*WRITTEN INSTRUCTION*:
Among the lines below, count those containing the word "color". Give the number only.

*Figure record listings*:
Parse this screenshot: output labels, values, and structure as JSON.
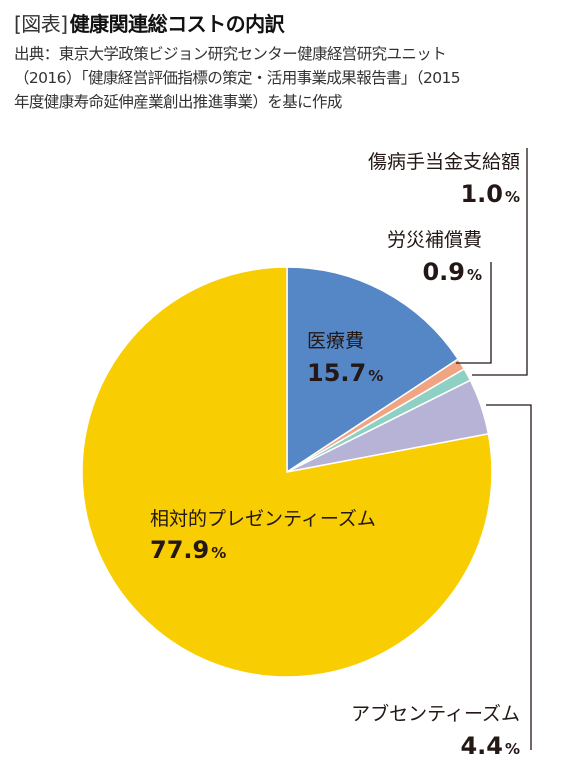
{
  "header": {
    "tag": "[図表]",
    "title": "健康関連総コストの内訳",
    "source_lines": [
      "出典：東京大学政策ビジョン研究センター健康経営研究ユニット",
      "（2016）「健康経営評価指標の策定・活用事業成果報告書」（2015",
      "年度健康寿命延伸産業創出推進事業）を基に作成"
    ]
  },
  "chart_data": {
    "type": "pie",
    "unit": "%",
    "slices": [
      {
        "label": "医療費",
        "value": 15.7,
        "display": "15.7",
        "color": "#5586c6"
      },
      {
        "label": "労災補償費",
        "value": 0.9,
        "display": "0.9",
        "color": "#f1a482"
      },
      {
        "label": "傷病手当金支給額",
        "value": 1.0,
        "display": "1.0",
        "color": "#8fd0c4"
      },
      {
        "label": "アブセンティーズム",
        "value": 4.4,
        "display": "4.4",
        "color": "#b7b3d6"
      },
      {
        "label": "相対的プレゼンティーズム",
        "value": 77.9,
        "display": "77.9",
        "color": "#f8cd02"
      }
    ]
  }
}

*THE COMPLETED TASK*:
5